▶ [GOAL OF THE EXERCISE]: Print all the records exactly, please.

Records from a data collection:
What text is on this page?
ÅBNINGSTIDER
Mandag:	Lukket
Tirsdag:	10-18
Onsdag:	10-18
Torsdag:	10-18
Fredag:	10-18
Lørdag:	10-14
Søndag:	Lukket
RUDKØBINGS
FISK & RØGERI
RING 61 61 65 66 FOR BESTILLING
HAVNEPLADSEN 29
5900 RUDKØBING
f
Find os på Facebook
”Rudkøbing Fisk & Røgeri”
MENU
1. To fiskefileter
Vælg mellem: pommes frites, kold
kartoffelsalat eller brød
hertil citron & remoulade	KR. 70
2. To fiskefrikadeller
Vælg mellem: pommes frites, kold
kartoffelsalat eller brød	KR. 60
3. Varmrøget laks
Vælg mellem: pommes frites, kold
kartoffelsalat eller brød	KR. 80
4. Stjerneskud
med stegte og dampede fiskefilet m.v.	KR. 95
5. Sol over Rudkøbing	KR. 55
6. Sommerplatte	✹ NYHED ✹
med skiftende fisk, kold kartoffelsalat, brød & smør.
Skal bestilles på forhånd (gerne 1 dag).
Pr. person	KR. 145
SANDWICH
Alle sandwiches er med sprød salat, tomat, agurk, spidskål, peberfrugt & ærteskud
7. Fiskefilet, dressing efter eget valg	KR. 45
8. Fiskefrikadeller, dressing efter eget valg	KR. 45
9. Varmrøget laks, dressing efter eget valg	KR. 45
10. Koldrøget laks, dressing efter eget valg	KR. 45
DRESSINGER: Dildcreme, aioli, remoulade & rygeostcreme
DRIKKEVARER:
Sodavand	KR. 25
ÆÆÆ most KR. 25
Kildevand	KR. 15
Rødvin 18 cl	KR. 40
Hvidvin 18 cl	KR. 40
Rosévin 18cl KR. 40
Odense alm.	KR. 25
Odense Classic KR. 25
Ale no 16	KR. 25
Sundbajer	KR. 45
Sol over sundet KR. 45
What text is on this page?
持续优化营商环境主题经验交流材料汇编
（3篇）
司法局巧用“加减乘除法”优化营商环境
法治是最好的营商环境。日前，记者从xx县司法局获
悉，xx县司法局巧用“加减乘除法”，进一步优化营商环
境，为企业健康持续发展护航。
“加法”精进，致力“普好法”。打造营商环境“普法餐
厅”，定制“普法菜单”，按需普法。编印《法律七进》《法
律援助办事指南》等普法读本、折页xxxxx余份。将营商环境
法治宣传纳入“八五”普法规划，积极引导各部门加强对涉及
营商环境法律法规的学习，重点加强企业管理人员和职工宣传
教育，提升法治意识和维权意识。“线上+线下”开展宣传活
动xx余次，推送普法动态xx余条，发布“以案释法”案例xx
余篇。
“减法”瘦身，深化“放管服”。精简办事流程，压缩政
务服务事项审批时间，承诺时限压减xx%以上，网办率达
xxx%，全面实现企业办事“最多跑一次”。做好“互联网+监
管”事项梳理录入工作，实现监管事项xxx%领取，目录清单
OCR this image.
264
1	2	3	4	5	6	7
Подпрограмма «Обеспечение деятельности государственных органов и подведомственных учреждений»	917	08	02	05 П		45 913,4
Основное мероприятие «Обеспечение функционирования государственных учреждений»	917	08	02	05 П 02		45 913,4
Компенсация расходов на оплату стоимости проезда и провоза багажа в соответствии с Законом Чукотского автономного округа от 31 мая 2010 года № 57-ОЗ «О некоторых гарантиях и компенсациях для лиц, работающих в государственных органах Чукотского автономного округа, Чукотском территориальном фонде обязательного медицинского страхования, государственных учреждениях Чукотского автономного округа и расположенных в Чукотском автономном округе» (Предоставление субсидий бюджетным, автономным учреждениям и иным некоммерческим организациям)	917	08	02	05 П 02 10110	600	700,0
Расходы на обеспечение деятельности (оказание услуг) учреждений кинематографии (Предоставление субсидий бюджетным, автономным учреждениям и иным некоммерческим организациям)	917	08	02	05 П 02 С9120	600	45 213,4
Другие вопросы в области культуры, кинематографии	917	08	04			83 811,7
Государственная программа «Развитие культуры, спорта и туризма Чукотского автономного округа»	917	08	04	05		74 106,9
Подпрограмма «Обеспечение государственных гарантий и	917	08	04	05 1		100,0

▶ [ANSWER FOR THE TASK]:
What text is on this page?
ÅBNINGSTIDER
Mandag:	Lukket
Tirsdag:	10-18
Onsdag:	10-18
Torsdag:	10-18
Fredag:	10-18
Lørdag:	10-14
Søndag:	Lukket
RUDKØBINGS
FISK & RØGERI
RING 61 61 65 66 FOR BESTILLING
HAVNEPLADSEN 29
5900 RUDKØBING
f
Find os på Facebook
”Rudkøbing Fisk & Røgeri”
MENU
1. To fiskefileter
Vælg mellem: pommes frites, kold
kartoffelsalat eller brød
hertil citron & remoulade	KR. 70
2. To fiskefrikadeller
Vælg mellem: pommes frites, kold
kartoffelsalat eller brød	KR. 60
3. Varmrøget laks
Vælg mellem: pommes frites, kold
kartoffelsalat eller brød	KR. 80
4. Stjerneskud
med stegte og dampede fiskefilet m.v.	KR. 95
5. Sol over Rudkøbing	KR. 55
6. Sommerplatte	✹ NYHED ✹
med skiftende fisk, kold kartoffelsalat, brød & smør.
Skal bestilles på forhånd (gerne 1 dag).
Pr. person	KR. 145
SANDWICH
Alle sandwiches er med sprød salat, tomat, agurk, spidskål, peberfrugt & ærteskud
7. Fiskefilet, dressing efter eget valg	KR. 45
8. Fiskefrikadeller, dressing efter eget valg	KR. 45
9. Varmrøget laks, dressing efter eget valg	KR. 45
10. Koldrøget laks, dressing efter eget valg	KR. 45
DRESSINGER: Dildcreme, aioli, remoulade & rygeostcreme
DRIKKEVARER:
Sodavand	KR. 25
ÆÆÆ most KR. 25
Kildevand	KR. 15
Rødvin 18 cl	KR. 40
Hvidvin 18 cl	KR. 40
Rosévin 18cl KR. 40
Odense alm.	KR. 25
Odense Classic KR. 25
Ale no 16	KR. 25
Sundbajer	KR. 45
Sol over sundet KR. 45
What text is on this page?
持续优化营商环境主题经验交流材料汇编
（3篇）
司法局巧用“加减乘除法”优化营商环境
法治是最好的营商环境。日前，记者从xx县司法局获
悉，xx县司法局巧用“加减乘除法”，进一步优化营商环
境，为企业健康持续发展护航。
“加法”精进，致力“普好法”。打造营商环境“普法餐
厅”，定制“普法菜单”，按需普法。编印《法律七进》《法
律援助办事指南》等普法读本、折页xxxxx余份。将营商环境
法治宣传纳入“八五”普法规划，积极引导各部门加强对涉及
营商环境法律法规的学习，重点加强企业管理人员和职工宣传
教育，提升法治意识和维权意识。“线上+线下”开展宣传活
动xx余次，推送普法动态xx余条，发布“以案释法”案例xx
余篇。
“减法”瘦身，深化“放管服”。精简办事流程，压缩政
务服务事项审批时间，承诺时限压减xx%以上，网办率达
xxx%，全面实现企业办事“最多跑一次”。做好“互联网+监
管”事项梳理录入工作，实现监管事项xxx%领取，目录清单
OCR this image.
264
1	2	3	4	5	6	7
Подпрограмма «Обеспечение деятельности государственных органов и подведомственных учреждений»	917	08	02	05 П		45 913,4
Основное мероприятие «Обеспечение функционирования государственных учреждений»	917	08	02	05 П 02		45 913,4
Компенсация расходов на оплату стоимости проезда и провоза багажа в соответствии с Законом Чукотского автономного округа от 31 мая 2010 года № 57-ОЗ «О некоторых гарантиях и компенсациях для лиц, работающих в государственных органах Чукотского автономного округа, Чукотском территориальном фонде обязательного медицинского страхования, государственных учреждениях Чукотского автономного округа и расположенных в Чукотском автономном округе» (Предоставление субсидий бюджетным, автономным учреждениям и иным некоммерческим организациям)	917	08	02	05 П 02 10110	600	700,0
Расходы на обеспечение деятельности (оказание услуг) учреждений кинематографии (Предоставление субсидий бюджетным, автономным учреждениям и иным некоммерческим организациям)	917	08	02	05 П 02 С9120	600	45 213,4
Другие вопросы в области культуры, кинематографии	917	08	04			83 811,7
Государственная программа «Развитие культуры, спорта и туризма Чукотского автономного округа»	917	08	04	05		74 106,9
Подпрограмма «Обеспечение государственных гарантий и	917	08	04	05 1		100,0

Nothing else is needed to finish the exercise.